**Exercise objective**
Copy all lines below exactly as written. Leave pictures out.

**Data for this task**
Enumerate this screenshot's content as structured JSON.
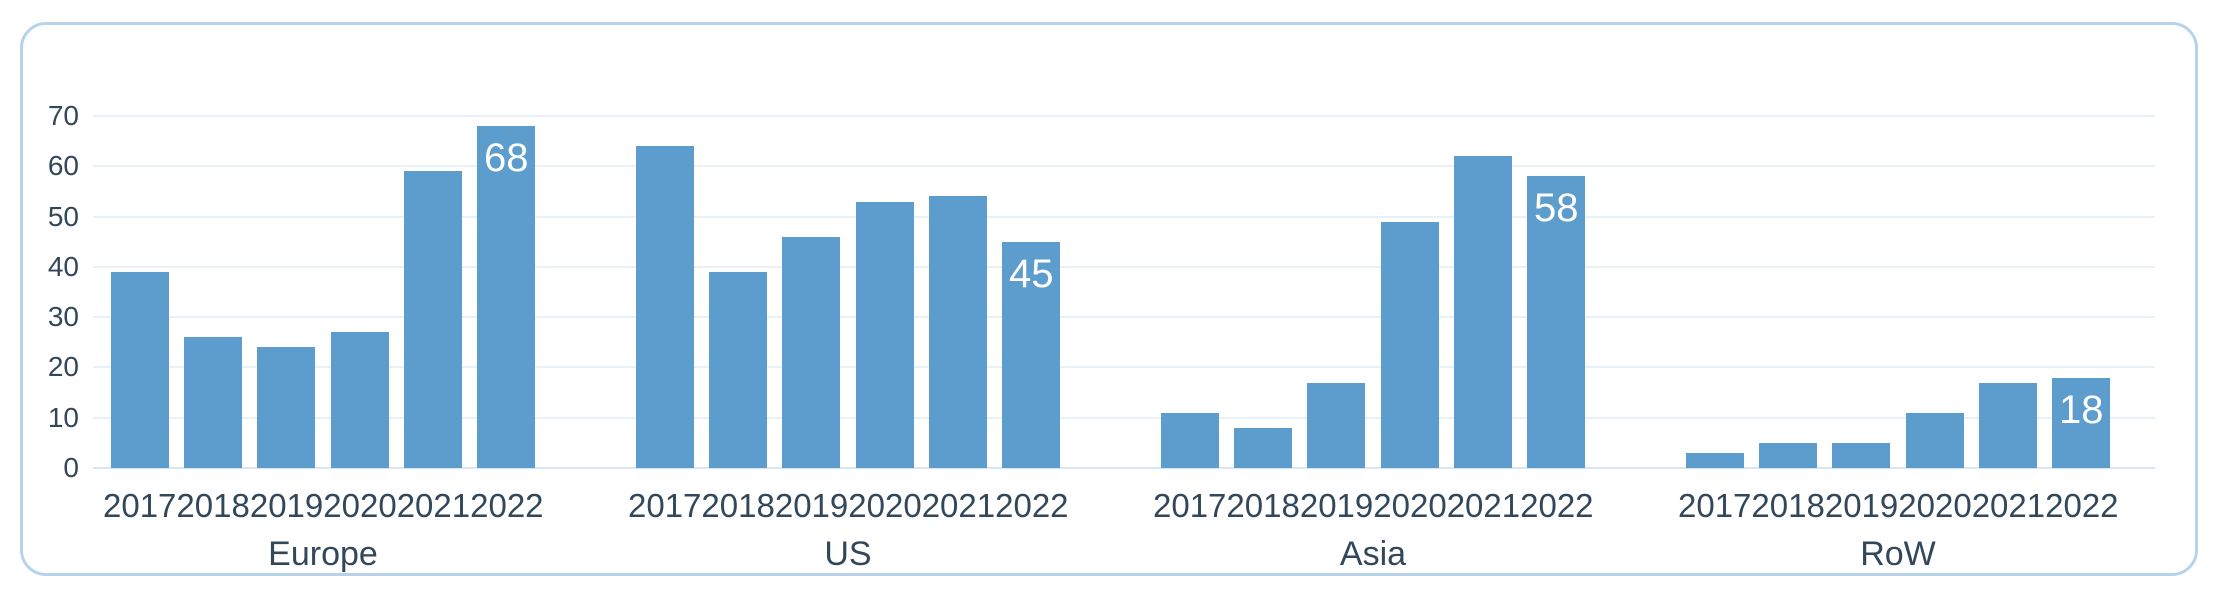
{
  "chart_data": {
    "type": "bar",
    "title": "",
    "xlabel": "",
    "ylabel": "",
    "ylim": [
      0,
      70
    ],
    "yticks": [
      0,
      10,
      20,
      30,
      40,
      50,
      60,
      70
    ],
    "grid": true,
    "legend": "none",
    "categories": [
      "2017",
      "2018",
      "2019",
      "2020",
      "2021",
      "2022"
    ],
    "series": [
      {
        "name": "Europe",
        "values": [
          39,
          26,
          24,
          27,
          59,
          68
        ],
        "data_label": {
          "index": 5,
          "text": "68"
        }
      },
      {
        "name": "US",
        "values": [
          64,
          39,
          46,
          53,
          54,
          45
        ],
        "data_label": {
          "index": 5,
          "text": "45"
        }
      },
      {
        "name": "Asia",
        "values": [
          11,
          8,
          17,
          49,
          62,
          58
        ],
        "data_label": {
          "index": 5,
          "text": "58"
        }
      },
      {
        "name": "RoW",
        "values": [
          3,
          5,
          5,
          11,
          17,
          18
        ],
        "data_label": {
          "index": 5,
          "text": "18"
        }
      }
    ]
  },
  "colors": {
    "bar_fill": "#5c9dcd",
    "axis_text": "#33475b",
    "gridline": "#e9f1f8",
    "baseline": "#d6e6f2",
    "card_border": "#b7d3ea",
    "data_label_text": "#ffffff",
    "background": "#ffffff"
  }
}
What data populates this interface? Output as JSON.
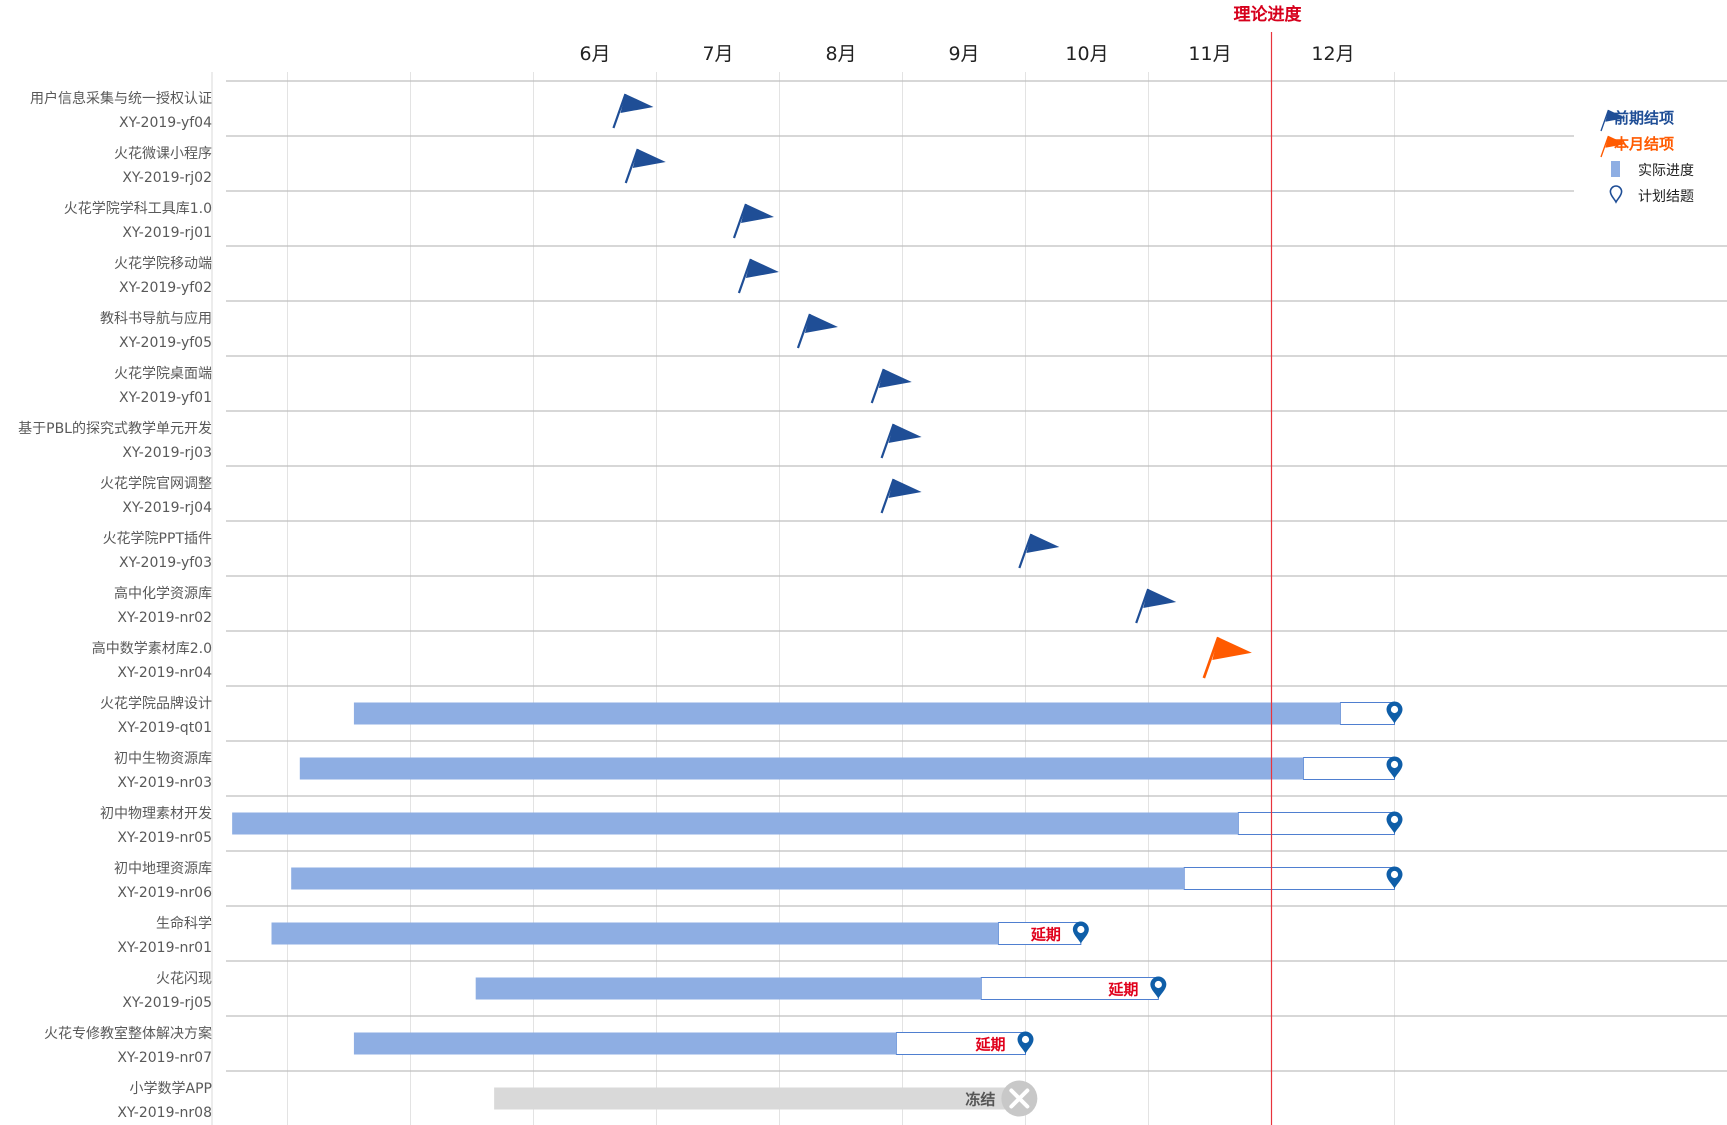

**Written solution**
Enumerate this screenshot's content as structured JSON.
{
  "chart_data": {
    "type": "bar",
    "title": "",
    "xlabel": "",
    "ylabel": "",
    "ylim": [
      0,
      70
    ],
    "yticks": [
      0,
      10,
      20,
      30,
      40,
      50,
      60,
      70
    ],
    "grid": true,
    "legend": "none",
    "categories": [
      "2017",
      "2018",
      "2019",
      "2020",
      "2021",
      "2022"
    ],
    "series": [
      {
        "name": "Europe",
        "values": [
          39,
          26,
          24,
          27,
          59,
          68
        ],
        "data_label": {
          "index": 5,
          "text": "68"
        }
      },
      {
        "name": "US",
        "values": [
          64,
          39,
          46,
          53,
          54,
          45
        ],
        "data_label": {
          "index": 5,
          "text": "45"
        }
      },
      {
        "name": "Asia",
        "values": [
          11,
          8,
          17,
          49,
          62,
          58
        ],
        "data_label": {
          "index": 5,
          "text": "58"
        }
      },
      {
        "name": "RoW",
        "values": [
          3,
          5,
          5,
          11,
          17,
          18
        ],
        "data_label": {
          "index": 5,
          "text": "18"
        }
      }
    ]
  },
  "colors": {
    "bar_fill": "#5c9dcd",
    "axis_text": "#33475b",
    "gridline": "#e9f1f8",
    "baseline": "#d6e6f2",
    "card_border": "#b7d3ea",
    "data_label_text": "#ffffff",
    "background": "#ffffff"
  }
}
What data populates this interface? Output as JSON.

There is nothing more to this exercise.